Exercise description:
Give the lines from the beginning through the line containing "stat-favorites[interactable]: 18 收藏" as a JSON list of strings, one string per line, with blank lines omitted.

►

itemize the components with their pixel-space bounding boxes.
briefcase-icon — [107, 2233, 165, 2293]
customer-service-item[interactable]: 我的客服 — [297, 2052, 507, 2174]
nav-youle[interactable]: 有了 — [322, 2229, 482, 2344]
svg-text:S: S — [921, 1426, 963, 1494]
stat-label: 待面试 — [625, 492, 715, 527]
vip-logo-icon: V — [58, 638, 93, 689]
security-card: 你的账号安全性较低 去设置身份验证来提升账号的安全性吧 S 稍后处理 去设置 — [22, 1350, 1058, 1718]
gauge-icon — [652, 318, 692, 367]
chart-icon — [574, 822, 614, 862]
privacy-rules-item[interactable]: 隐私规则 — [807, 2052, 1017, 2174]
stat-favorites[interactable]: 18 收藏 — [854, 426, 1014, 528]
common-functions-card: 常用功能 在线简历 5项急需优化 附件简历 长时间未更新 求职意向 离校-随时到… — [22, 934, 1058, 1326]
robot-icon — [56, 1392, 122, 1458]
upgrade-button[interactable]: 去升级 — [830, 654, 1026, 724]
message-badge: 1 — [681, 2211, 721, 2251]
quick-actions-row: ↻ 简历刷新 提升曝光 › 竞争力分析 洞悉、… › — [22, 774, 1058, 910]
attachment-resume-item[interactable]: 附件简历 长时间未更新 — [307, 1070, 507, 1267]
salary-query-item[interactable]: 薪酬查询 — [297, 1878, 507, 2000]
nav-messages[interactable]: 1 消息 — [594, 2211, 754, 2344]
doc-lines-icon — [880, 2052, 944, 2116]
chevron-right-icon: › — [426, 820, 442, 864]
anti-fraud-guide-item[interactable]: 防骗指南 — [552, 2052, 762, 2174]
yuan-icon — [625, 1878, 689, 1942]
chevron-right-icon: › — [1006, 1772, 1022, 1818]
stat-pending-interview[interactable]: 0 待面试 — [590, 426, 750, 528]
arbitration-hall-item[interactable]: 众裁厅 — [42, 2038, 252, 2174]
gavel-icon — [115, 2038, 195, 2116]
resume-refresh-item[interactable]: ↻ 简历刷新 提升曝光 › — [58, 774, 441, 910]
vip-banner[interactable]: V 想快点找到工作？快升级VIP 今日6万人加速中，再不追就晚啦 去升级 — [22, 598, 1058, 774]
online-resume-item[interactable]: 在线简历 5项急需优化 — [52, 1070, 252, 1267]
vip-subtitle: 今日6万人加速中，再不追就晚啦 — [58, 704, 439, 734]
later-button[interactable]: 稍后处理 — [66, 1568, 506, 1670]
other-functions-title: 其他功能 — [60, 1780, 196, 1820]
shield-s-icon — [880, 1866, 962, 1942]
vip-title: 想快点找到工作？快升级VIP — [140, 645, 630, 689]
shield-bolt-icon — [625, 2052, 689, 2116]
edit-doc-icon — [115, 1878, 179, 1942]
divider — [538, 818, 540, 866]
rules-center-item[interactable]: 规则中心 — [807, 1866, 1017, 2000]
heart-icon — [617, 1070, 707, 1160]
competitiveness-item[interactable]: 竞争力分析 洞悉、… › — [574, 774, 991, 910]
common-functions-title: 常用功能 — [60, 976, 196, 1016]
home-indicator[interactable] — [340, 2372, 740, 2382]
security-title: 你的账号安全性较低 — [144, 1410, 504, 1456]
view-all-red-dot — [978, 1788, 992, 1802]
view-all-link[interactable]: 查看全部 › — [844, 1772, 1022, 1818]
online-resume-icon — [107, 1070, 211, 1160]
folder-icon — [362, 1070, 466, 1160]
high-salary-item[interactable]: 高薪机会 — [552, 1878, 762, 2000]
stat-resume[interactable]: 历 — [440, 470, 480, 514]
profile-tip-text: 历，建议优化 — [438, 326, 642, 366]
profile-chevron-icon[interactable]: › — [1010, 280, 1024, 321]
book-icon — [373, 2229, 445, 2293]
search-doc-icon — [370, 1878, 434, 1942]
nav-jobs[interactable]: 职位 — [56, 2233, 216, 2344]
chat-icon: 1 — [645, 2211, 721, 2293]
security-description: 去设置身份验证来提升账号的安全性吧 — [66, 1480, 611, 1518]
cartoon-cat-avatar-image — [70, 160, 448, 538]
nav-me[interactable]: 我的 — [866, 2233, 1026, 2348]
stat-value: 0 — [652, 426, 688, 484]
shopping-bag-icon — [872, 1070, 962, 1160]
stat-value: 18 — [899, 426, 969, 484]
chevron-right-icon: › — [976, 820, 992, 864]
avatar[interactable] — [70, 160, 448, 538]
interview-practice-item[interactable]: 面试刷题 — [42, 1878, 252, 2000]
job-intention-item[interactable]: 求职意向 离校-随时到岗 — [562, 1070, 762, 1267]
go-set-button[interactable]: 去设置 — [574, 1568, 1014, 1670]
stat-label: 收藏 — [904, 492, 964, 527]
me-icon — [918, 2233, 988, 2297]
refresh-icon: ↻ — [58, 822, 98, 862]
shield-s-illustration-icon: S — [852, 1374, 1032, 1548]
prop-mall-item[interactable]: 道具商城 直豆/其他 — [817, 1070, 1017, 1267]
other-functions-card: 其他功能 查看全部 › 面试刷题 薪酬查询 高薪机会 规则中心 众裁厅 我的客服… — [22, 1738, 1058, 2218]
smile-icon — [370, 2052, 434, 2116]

◄

Reply:
[
  "itemize the components with their pixel-space bounding boxes.",
  "briefcase-icon — [107, 2233, 165, 2293]",
  "customer-service-item[interactable]: 我的客服 — [297, 2052, 507, 2174]",
  "nav-youle[interactable]: 有了 — [322, 2229, 482, 2344]",
  "svg-text:S: S — [921, 1426, 963, 1494]",
  "stat-label: 待面试 — [625, 492, 715, 527]",
  "vip-logo-icon: V — [58, 638, 93, 689]",
  "security-card: 你的账号安全性较低 去设置身份验证来提升账号的安全性吧 S 稍后处理 去设置 — [22, 1350, 1058, 1718]",
  "gauge-icon — [652, 318, 692, 367]",
  "chart-icon — [574, 822, 614, 862]",
  "privacy-rules-item[interactable]: 隐私规则 — [807, 2052, 1017, 2174]",
  "stat-favorites[interactable]: 18 收藏 — [854, 426, 1014, 528]"
]